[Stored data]

# # # # #

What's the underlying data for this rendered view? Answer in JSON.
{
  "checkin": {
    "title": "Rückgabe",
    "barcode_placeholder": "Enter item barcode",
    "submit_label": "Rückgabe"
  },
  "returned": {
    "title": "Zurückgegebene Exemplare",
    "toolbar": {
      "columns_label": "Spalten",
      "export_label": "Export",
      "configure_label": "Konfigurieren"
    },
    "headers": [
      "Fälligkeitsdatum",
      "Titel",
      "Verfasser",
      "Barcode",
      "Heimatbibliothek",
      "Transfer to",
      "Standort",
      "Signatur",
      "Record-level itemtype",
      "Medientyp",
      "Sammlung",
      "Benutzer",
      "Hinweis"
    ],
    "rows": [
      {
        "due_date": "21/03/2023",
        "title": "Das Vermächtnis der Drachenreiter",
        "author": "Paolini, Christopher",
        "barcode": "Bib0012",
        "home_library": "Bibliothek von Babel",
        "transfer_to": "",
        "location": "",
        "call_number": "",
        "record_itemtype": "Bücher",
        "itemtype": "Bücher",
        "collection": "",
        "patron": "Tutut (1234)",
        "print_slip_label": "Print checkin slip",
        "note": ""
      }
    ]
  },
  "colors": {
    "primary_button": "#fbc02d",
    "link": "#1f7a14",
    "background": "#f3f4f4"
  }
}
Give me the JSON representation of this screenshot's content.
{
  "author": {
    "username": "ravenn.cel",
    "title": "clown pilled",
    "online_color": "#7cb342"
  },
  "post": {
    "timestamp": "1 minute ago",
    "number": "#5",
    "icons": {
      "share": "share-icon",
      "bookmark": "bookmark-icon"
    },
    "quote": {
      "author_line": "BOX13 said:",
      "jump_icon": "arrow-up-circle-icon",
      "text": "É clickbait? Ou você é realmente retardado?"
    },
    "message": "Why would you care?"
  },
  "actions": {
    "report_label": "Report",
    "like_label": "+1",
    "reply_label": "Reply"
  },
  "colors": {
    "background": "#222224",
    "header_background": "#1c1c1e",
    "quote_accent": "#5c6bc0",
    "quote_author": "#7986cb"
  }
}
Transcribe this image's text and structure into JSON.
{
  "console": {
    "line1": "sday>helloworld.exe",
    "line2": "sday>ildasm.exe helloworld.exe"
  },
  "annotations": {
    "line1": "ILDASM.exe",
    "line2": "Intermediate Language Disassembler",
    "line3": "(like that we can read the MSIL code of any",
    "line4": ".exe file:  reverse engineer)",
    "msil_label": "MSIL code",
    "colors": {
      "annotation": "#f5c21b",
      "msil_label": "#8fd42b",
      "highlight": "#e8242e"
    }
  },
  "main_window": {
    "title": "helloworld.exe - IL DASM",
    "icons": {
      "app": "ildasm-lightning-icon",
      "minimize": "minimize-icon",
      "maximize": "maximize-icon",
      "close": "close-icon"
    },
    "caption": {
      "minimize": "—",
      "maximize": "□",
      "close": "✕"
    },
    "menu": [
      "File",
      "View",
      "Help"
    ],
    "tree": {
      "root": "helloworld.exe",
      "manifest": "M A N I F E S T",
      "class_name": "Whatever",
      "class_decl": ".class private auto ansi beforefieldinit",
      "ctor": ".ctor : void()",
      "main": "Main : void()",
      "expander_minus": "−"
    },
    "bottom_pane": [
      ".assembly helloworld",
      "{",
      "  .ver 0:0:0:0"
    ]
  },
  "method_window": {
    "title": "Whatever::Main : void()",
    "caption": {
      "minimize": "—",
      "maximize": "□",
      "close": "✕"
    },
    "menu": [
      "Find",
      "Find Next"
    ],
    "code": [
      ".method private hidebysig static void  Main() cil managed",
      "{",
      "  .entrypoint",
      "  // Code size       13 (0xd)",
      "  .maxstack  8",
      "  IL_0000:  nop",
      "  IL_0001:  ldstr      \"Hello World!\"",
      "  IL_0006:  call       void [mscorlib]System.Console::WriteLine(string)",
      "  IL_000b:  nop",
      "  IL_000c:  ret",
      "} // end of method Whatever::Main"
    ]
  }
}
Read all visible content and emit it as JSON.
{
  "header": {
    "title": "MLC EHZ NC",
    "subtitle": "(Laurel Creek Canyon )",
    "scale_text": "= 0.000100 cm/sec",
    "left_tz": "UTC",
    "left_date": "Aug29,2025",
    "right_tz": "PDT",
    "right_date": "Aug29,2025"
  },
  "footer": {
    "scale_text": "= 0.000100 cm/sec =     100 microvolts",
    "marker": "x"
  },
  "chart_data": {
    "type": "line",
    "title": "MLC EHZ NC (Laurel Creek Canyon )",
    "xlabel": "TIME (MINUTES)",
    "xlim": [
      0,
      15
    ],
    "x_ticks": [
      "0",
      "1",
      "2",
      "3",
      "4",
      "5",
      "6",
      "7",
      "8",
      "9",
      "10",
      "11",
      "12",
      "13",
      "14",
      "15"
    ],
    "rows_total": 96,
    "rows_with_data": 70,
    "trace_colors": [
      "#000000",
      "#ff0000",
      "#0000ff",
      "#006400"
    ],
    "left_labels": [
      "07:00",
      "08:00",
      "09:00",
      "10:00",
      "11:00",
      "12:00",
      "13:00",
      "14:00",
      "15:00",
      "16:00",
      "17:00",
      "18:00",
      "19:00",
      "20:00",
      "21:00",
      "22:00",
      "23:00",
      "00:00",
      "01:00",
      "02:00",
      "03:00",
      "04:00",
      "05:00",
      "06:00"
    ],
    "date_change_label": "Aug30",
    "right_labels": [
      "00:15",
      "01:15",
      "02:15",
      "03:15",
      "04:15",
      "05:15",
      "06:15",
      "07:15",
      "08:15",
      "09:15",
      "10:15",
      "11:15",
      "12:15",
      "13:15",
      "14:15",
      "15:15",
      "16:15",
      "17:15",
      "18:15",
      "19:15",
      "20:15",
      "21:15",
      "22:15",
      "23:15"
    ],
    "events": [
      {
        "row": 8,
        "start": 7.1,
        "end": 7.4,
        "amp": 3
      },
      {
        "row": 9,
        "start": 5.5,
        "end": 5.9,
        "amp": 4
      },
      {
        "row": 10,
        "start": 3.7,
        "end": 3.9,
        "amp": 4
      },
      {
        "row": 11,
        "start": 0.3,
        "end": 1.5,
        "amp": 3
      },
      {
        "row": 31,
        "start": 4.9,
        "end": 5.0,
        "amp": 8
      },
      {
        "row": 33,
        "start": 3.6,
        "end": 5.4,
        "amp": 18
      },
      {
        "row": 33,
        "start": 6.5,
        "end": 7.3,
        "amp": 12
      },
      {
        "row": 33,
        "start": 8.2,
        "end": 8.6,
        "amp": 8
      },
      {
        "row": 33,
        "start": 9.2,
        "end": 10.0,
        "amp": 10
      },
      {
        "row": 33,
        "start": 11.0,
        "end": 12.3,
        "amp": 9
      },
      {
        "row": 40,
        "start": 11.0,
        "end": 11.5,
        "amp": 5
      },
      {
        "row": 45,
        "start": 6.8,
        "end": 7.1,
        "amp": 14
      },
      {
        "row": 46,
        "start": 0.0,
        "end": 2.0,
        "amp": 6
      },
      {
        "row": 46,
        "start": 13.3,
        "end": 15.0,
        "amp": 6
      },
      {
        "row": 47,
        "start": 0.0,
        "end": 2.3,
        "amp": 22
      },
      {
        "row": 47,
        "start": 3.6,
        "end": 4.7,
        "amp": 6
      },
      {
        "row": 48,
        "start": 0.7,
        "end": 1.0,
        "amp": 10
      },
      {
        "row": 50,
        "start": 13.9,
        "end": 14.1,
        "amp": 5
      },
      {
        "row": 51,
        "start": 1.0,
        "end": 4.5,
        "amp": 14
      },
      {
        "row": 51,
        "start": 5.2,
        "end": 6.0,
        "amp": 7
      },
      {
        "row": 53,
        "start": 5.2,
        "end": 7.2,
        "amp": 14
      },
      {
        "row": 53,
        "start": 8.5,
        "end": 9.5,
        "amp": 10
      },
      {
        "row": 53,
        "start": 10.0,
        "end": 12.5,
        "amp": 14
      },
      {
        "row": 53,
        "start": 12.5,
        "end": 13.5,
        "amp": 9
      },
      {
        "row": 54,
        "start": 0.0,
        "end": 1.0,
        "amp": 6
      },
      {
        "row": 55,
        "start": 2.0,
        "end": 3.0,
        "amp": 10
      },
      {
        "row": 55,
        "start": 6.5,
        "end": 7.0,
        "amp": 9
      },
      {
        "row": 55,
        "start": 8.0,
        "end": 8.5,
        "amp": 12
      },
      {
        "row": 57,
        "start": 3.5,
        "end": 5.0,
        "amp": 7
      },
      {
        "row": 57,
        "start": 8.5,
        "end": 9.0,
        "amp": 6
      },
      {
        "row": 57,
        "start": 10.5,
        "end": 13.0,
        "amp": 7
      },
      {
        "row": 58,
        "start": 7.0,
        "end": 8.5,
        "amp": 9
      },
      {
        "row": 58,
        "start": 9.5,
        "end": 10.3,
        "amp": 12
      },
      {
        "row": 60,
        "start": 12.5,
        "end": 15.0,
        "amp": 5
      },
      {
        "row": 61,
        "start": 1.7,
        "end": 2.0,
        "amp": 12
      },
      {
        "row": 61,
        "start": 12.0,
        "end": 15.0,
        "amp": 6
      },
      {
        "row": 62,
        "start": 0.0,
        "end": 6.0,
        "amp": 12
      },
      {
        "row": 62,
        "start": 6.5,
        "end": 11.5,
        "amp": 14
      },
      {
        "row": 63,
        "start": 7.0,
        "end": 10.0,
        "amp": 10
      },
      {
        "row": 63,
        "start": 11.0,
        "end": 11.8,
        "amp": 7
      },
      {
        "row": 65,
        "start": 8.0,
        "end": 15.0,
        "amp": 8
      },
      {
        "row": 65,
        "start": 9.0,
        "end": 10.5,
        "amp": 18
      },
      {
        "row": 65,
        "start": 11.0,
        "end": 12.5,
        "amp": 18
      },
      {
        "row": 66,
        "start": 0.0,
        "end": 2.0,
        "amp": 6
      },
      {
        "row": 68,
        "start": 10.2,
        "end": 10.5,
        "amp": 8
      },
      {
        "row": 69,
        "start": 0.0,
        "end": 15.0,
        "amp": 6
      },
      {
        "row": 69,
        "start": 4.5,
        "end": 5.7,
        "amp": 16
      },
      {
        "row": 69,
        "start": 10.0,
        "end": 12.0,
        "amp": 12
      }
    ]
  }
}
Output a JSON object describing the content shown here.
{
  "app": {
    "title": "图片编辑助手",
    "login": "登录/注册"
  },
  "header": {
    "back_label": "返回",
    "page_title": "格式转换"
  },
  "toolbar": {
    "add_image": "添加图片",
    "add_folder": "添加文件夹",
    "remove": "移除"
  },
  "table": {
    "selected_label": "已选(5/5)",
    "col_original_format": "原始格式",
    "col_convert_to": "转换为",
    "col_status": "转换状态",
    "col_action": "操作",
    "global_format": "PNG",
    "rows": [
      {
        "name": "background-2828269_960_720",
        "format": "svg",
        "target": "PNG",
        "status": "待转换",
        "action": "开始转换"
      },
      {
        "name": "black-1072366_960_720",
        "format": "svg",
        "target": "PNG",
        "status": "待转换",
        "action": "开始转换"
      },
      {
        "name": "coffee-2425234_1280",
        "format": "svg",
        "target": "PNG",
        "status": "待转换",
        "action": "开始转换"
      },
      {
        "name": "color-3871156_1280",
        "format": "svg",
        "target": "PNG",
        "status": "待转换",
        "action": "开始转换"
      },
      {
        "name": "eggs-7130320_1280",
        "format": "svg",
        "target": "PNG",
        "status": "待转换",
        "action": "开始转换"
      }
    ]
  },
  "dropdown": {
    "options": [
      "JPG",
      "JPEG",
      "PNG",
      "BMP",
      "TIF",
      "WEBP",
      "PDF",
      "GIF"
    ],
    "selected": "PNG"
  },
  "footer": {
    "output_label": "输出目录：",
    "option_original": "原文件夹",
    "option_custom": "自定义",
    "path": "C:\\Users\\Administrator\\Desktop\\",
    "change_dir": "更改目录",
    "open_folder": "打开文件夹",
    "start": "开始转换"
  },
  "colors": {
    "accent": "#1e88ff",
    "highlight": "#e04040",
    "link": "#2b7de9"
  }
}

# # # # #

**WHAT THE TASK REQUIRES**
State the number of lines in the preceding entries that include the word "JSON". Provide nothing else.

**WRITTEN REPLY**
5